• **Stated exercise**: Gather each line containing the string "Propriétés" from these entries.

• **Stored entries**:
• • • • •
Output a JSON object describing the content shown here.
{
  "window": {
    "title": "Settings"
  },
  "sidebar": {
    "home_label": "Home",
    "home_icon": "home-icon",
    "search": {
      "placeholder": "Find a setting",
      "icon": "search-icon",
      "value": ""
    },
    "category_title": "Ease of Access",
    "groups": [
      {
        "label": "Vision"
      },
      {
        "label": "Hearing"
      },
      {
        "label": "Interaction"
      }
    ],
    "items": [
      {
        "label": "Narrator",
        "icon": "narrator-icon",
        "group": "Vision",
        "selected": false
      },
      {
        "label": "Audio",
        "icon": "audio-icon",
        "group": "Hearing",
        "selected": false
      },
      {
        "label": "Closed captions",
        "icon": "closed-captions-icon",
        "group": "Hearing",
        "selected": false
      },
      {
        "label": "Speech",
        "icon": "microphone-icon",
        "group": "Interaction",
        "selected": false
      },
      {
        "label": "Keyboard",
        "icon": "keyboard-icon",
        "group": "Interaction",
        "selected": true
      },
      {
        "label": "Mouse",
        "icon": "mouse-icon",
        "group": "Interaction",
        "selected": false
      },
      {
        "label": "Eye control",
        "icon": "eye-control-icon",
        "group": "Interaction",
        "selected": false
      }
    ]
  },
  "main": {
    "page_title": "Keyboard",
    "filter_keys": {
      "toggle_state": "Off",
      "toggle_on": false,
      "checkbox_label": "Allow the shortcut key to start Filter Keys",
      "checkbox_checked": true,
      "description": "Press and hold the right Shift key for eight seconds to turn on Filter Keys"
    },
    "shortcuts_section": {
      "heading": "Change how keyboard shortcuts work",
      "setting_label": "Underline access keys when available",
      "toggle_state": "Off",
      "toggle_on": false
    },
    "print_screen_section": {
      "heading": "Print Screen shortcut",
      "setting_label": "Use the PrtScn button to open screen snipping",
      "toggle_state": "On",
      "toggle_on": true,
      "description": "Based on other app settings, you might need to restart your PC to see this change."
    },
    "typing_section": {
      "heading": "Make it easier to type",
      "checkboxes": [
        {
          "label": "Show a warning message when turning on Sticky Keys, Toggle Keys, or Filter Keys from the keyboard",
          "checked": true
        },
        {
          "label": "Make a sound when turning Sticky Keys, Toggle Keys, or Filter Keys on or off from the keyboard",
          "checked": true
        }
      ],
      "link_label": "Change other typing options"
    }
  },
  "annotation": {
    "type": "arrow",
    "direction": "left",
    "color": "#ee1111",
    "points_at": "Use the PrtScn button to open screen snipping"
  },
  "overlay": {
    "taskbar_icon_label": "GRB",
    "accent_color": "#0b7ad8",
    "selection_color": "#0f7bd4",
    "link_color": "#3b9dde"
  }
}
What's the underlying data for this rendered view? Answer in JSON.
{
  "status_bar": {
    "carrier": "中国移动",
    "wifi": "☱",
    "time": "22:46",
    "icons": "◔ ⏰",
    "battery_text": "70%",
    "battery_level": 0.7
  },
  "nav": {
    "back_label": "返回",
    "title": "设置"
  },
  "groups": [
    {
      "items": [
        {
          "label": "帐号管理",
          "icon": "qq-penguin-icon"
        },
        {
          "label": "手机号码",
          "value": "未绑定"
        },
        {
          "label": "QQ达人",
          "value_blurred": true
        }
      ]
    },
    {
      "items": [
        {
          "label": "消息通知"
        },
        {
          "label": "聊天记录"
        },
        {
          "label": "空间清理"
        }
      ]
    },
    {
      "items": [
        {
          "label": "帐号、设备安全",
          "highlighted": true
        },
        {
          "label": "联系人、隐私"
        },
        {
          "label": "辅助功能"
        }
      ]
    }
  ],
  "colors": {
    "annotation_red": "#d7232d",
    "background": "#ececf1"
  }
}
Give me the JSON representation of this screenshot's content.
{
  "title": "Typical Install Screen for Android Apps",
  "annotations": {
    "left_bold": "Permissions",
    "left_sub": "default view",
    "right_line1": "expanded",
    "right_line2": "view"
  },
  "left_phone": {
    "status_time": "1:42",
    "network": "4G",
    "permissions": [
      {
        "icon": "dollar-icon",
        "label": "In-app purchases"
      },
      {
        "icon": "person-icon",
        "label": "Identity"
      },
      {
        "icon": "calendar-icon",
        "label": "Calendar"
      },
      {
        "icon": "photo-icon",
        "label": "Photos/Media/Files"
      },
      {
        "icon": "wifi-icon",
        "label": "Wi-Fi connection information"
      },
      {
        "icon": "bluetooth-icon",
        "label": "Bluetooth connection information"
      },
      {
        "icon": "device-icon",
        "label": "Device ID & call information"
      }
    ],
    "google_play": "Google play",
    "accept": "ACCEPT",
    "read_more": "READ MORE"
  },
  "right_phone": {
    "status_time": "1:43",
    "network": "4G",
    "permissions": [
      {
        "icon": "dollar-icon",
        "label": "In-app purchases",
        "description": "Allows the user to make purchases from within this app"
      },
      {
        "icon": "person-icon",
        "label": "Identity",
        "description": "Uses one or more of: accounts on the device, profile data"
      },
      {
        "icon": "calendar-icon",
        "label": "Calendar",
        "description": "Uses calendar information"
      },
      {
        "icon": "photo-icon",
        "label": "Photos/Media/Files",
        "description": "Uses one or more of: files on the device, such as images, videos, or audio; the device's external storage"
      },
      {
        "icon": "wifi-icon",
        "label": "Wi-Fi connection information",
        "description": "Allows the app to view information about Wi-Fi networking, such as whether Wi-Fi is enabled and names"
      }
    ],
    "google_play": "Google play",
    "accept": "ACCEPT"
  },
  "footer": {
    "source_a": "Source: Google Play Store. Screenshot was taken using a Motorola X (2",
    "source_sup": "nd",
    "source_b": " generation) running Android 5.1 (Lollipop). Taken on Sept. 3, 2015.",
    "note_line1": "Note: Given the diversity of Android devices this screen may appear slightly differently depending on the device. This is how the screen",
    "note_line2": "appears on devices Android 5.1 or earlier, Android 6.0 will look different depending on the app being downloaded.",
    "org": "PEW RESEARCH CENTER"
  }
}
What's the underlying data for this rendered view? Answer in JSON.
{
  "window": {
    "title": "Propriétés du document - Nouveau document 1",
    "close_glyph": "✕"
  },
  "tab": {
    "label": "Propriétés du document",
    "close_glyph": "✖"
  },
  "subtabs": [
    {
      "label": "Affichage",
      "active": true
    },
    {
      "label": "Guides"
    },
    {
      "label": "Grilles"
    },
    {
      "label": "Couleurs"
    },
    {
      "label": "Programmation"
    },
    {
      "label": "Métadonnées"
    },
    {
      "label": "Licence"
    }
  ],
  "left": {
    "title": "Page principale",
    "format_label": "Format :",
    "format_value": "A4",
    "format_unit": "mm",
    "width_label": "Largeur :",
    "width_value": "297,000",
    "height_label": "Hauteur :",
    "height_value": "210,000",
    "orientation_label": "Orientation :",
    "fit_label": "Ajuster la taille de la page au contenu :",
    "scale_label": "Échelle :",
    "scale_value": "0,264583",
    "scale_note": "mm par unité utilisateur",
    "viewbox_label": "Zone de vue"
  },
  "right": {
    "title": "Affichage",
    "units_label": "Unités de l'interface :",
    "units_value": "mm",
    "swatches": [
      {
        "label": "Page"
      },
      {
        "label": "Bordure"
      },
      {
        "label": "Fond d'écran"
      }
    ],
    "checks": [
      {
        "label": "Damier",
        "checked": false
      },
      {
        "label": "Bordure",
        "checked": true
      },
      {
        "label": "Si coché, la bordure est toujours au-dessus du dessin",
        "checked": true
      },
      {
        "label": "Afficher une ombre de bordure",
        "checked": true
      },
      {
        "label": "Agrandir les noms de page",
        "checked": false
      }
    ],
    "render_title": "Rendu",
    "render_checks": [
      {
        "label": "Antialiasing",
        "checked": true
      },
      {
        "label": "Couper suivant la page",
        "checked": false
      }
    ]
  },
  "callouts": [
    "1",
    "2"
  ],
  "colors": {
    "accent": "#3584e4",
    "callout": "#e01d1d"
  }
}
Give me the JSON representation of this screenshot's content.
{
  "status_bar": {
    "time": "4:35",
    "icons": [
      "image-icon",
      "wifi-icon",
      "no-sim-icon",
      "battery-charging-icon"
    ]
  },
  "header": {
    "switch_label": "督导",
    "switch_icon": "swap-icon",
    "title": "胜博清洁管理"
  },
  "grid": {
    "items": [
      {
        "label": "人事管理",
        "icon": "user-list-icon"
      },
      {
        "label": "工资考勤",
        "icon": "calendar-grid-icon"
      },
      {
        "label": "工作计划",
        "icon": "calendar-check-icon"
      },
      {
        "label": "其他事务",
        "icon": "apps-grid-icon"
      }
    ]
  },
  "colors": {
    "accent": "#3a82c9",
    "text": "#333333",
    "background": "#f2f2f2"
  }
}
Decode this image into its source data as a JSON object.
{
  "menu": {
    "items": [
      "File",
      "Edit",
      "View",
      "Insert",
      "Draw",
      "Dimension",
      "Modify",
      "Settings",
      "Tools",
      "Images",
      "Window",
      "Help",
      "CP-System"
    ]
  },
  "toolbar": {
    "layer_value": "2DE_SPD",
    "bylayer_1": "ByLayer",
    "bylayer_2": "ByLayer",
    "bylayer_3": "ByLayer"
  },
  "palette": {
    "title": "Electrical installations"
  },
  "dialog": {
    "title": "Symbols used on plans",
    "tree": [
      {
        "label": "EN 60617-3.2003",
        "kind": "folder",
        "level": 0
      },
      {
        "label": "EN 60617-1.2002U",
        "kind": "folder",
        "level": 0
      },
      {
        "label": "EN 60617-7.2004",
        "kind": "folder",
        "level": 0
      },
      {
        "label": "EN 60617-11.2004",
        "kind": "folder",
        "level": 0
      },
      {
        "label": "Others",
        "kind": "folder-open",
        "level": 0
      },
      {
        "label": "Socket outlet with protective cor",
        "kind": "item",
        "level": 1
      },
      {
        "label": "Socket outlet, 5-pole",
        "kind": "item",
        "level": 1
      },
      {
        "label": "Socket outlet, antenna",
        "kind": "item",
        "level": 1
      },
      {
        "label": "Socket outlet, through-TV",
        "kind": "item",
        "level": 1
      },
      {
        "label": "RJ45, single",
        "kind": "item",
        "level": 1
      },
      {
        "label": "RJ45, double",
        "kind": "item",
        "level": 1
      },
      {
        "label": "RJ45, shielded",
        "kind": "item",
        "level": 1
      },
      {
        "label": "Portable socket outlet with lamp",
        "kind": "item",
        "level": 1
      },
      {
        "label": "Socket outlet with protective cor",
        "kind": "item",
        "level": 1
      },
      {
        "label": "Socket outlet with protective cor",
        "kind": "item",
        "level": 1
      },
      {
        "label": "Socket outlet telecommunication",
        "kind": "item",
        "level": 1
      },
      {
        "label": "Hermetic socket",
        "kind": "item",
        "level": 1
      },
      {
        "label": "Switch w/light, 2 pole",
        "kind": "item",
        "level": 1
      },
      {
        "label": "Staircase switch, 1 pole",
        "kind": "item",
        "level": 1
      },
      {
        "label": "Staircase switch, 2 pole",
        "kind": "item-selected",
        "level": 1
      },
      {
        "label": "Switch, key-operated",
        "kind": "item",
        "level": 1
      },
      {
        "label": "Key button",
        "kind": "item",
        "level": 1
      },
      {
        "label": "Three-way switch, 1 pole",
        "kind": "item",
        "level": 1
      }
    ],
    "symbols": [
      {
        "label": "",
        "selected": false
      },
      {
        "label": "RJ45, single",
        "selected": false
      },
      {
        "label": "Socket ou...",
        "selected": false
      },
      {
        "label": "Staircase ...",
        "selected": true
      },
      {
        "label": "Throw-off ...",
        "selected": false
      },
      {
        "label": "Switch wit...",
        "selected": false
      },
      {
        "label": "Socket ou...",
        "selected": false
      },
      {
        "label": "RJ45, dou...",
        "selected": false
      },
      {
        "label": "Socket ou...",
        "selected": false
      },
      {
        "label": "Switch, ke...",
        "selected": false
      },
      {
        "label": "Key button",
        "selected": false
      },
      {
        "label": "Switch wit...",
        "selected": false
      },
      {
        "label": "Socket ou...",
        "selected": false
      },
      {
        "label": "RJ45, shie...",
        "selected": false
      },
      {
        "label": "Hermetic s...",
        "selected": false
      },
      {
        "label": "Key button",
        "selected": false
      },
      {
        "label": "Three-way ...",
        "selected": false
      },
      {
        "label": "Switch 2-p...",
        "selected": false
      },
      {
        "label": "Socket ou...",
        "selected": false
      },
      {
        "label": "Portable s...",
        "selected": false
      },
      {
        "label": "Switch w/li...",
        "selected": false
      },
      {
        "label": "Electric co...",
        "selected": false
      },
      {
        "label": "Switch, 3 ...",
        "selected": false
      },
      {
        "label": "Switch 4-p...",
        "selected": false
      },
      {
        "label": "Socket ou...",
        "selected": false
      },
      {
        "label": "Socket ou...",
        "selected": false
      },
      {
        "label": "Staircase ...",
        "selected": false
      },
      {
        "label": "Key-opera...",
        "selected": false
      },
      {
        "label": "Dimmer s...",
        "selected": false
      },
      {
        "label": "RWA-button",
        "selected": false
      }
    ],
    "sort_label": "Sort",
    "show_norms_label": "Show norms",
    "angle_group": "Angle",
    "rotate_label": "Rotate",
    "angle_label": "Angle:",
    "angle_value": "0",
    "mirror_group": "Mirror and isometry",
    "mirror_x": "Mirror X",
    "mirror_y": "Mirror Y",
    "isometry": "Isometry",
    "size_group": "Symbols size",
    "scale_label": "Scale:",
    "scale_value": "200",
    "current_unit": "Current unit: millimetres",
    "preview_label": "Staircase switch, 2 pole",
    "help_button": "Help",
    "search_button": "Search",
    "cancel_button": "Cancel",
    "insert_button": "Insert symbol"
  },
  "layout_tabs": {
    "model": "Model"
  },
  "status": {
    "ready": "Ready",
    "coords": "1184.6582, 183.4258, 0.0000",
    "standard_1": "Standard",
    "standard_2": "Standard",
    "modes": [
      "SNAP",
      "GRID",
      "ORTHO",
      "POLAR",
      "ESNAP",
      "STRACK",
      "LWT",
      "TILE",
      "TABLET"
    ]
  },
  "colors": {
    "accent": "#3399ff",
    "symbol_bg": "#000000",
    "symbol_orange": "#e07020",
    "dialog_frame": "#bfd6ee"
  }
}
• • • • •
• **Solution for this exercise**:
    "title": "Propriétés du document - Nouveau document 1",
    "label": "Propriétés du document",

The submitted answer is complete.